» **What you should do**:
Each line of the listing must be transcribed exactly, except for the images, which should be excluded.

» **Rows**:
————

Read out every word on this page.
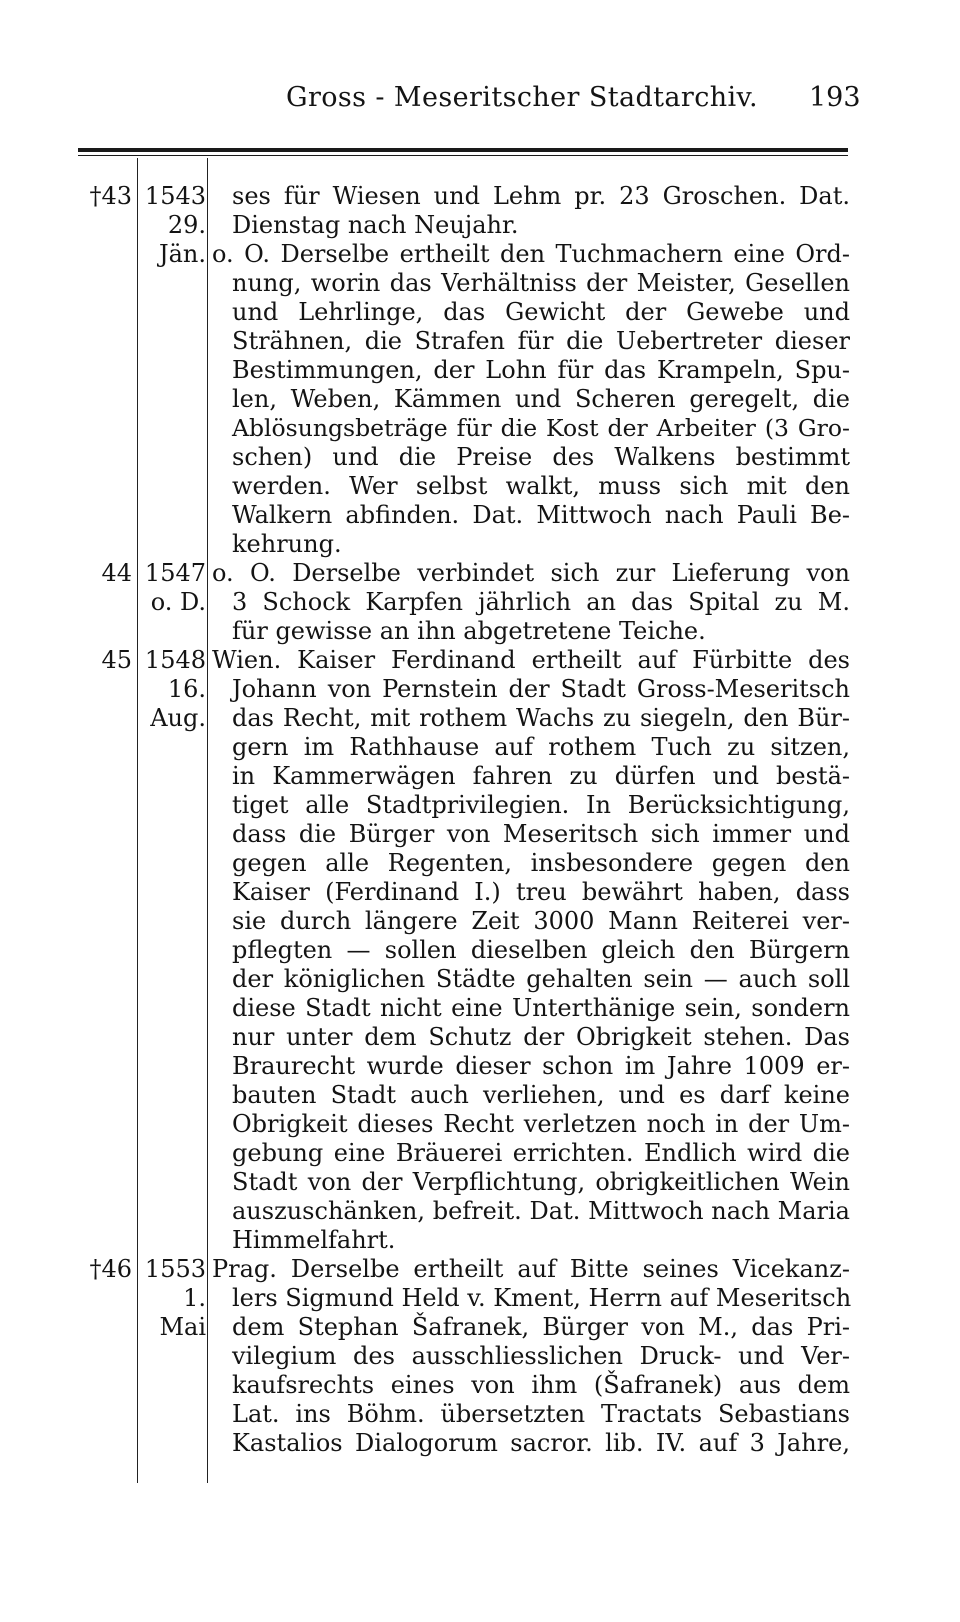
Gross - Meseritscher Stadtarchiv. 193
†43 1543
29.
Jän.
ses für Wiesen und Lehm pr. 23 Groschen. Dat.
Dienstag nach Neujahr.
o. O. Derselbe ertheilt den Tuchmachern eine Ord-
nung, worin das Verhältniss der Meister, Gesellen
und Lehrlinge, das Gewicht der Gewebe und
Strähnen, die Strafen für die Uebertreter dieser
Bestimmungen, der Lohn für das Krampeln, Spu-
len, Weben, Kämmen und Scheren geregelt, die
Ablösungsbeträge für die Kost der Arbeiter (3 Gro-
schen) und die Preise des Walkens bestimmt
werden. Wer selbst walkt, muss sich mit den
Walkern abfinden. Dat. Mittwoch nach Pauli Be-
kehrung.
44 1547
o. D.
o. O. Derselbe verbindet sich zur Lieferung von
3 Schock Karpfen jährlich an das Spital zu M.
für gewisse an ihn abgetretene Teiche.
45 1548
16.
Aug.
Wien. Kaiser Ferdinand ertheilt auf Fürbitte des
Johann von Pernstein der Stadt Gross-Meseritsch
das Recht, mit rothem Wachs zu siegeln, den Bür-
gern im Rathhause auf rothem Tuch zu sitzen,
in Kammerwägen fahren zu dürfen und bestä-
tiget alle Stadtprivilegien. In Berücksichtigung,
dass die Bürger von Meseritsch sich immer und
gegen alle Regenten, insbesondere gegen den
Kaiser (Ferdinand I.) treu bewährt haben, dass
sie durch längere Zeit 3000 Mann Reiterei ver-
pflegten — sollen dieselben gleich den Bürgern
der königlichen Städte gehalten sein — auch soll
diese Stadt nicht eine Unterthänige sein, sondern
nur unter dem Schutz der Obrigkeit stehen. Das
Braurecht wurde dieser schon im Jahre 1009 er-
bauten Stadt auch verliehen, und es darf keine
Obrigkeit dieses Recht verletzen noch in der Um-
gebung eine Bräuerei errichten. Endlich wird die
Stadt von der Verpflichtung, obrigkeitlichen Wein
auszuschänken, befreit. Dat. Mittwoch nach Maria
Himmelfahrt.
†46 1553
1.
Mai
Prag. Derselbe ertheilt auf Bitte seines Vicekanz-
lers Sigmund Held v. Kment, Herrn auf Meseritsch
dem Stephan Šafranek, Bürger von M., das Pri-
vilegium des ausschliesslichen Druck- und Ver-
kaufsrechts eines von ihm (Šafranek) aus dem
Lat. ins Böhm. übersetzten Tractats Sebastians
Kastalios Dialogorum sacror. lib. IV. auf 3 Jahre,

————

» **Complete answer**:
Read out every word on this page.
Gross - Meseritscher Stadtarchiv. 193
†43 1543
29.
Jän.
ses für Wiesen und Lehm pr. 23 Groschen. Dat.
Dienstag nach Neujahr.
o. O. Derselbe ertheilt den Tuchmachern eine Ord-
nung, worin das Verhältniss der Meister, Gesellen
und Lehrlinge, das Gewicht der Gewebe und
Strähnen, die Strafen für die Uebertreter dieser
Bestimmungen, der Lohn für das Krampeln, Spu-
len, Weben, Kämmen und Scheren geregelt, die
Ablösungsbeträge für die Kost der Arbeiter (3 Gro-
schen) und die Preise des Walkens bestimmt
werden. Wer selbst walkt, muss sich mit den
Walkern abfinden. Dat. Mittwoch nach Pauli Be-
kehrung.
44 1547
o. D.
o. O. Derselbe verbindet sich zur Lieferung von
3 Schock Karpfen jährlich an das Spital zu M.
für gewisse an ihn abgetretene Teiche.
45 1548
16.
Aug.
Wien. Kaiser Ferdinand ertheilt auf Fürbitte des
Johann von Pernstein der Stadt Gross-Meseritsch
das Recht, mit rothem Wachs zu siegeln, den Bür-
gern im Rathhause auf rothem Tuch zu sitzen,
in Kammerwägen fahren zu dürfen und bestä-
tiget alle Stadtprivilegien. In Berücksichtigung,
dass die Bürger von Meseritsch sich immer und
gegen alle Regenten, insbesondere gegen den
Kaiser (Ferdinand I.) treu bewährt haben, dass
sie durch längere Zeit 3000 Mann Reiterei ver-
pflegten — sollen dieselben gleich den Bürgern
der königlichen Städte gehalten sein — auch soll
diese Stadt nicht eine Unterthänige sein, sondern
nur unter dem Schutz der Obrigkeit stehen. Das
Braurecht wurde dieser schon im Jahre 1009 er-
bauten Stadt auch verliehen, und es darf keine
Obrigkeit dieses Recht verletzen noch in der Um-
gebung eine Bräuerei errichten. Endlich wird die
Stadt von der Verpflichtung, obrigkeitlichen Wein
auszuschänken, befreit. Dat. Mittwoch nach Maria
Himmelfahrt.
†46 1553
1.
Mai
Prag. Derselbe ertheilt auf Bitte seines Vicekanz-
lers Sigmund Held v. Kment, Herrn auf Meseritsch
dem Stephan Šafranek, Bürger von M., das Pri-
vilegium des ausschliesslichen Druck- und Ver-
kaufsrechts eines von ihm (Šafranek) aus dem
Lat. ins Böhm. übersetzten Tractats Sebastians
Kastalios Dialogorum sacror. lib. IV. auf 3 Jahre,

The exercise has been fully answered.